TRECHO DO DOCUMENTO:
★ ★ ★ ★ ★ ★ ★

O Brasil está diante do maior escândalo de manipulação de resultados esportivos para beneficiar apostadores corruptos. Já são 11 partidas sob investigação policial, com atletas indiciados criminalmente e a certeza de que foram realizados lances em jogos que vão contra o princípio da lisura esportiva para beneficiar uma quadrilha de bandidos.
O que mais impressiona em todo o escândalo não é o esquema das apostas em si. Isso não é novidade alguma para quem trabalha na indústria do esporte. Desde os anos 1980, existe o problema de atletas corrompidos para atuarem em favor de bandidos-apostadores. Tanto que, atualmente, existem diversas empresas especializadas em monitorar estatísticas em tempo real, tanto dos eventos esportivos quanto das casas de apostas.
O que de fato surpreende é o silêncio vergonhoso tanto da Confederação Brasileira de Futebol (CBF) quanto do governo federal sobre os casos. Já são 11 partidas com mudança esportiva provocada por atletas corrompidos. E nada, absolutamente nada, de punição aos infratores. Pior ainda é saber que, até agora, recebemos desses órgãos (in)competentes apenas notas oficiais em que dizem tudo, mas que não têm absolutamente nada de concreto.
O Brasil está, desde janeiro de 2018, deitado em berço esplêndido na questão da regulamentação do funcionamento das casas de apostas no país. Já passou um mandato presidencial inteiro e nada foi feito.
Caminhamos, agora, para o quinto mês do ano. A promessa do governo atual é de que, até o final do mês, tenhamos a Medida Provisória para regulamentar as apostas. E, depois, o caso irá ao Congresso e ao Senado para virar lei.
Mas, enquanto isso, as apostas rolam soltas. E estão ao Deus dará. Sabe aquele desabafo do Galvão Bueno após o quinto gol da Alemanha? “Ninguém sabe o que faz, ninguém sabe para onde vai, ninguém sabe onde pula, ninguém sabe pra onde olha”…
É assim que está o segmento de apostas no Brasil. Há três anos temos, na Máquina do Esporte, feito um mapeamento do mercado. Atualmente, nas quatro principais divisões do futebol brasileiro, tem time que atua com três marcas diferentes de casas de apostas na camisa. Na Série A, as placas de publicidade estática contam com três a quatro apostas diferentes.

★ ★ ★ ★ ★ ★ ★

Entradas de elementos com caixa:
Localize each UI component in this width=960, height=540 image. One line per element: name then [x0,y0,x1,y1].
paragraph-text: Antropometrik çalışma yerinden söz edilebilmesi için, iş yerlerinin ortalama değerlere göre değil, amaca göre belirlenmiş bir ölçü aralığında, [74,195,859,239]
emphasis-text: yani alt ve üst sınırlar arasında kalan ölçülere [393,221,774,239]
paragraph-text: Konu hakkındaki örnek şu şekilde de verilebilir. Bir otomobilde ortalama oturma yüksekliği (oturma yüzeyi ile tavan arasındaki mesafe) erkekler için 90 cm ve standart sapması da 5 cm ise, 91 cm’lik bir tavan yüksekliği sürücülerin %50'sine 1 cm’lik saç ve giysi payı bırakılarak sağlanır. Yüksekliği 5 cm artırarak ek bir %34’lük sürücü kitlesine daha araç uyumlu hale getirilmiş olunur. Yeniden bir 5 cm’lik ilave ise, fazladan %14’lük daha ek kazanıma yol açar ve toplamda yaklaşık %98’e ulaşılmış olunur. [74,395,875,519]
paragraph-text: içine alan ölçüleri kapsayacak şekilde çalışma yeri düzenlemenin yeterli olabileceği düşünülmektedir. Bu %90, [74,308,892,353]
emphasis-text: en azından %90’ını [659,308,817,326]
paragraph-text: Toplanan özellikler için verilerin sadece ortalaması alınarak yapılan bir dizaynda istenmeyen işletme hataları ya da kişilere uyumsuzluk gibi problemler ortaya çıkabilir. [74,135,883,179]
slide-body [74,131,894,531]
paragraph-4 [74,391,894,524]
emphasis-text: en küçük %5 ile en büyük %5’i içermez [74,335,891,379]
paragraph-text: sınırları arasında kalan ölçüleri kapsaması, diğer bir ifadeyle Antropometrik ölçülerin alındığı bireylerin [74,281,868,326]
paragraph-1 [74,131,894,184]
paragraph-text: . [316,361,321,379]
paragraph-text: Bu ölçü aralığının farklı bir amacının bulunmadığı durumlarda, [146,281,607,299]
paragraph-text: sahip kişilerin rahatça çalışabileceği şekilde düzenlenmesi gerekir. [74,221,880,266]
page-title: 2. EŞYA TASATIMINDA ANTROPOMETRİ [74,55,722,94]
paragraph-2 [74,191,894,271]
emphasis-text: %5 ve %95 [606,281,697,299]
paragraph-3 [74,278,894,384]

★ ★ ★ ★ ★ ★ ★

TAREFAS:
(1) Pode copiar fielmente o trecho do texto sobre apostas esportivas que começa em "O Brasil está, desde" e termina em "para virar lei."?
(2) Pode repetir sem nenhuma alteração somente as linhas dos registros que começam no início deles e terminam na linha que contém "emphasis-text: yani alt", incluindo essa linha?
O texto sobre apostas esportivas e os registros não têm relação entre si.

SOLUÇÕES:
(1)
O Brasil está, desde janeiro de 2018, deitado em berço esplêndido na questão da regulamentação do funcionamento das casas de apostas no país. Já passou um mandato presidencial inteiro e nada foi feito.
Caminhamos, agora, para o quinto mês do ano. A promessa do governo atual é de que, até o final do mês, tenhamos a Medida Provisória para regulamentar as apostas. E, depois, o caso irá ao Congresso e ao Senado para virar lei.

(2)
Localize each UI component in this width=960, height=540 image. One line per element: name then [x0,y0,x1,y1].
paragraph-text: Antropometrik çalışma yerinden söz edilebilmesi için, iş yerlerinin ortalama değerlere göre değil, amaca göre belirlenmiş bir ölçü aralığında, [74,195,859,239]
emphasis-text: yani alt ve üst sınırlar arasında kalan ölçülere [393,221,774,239]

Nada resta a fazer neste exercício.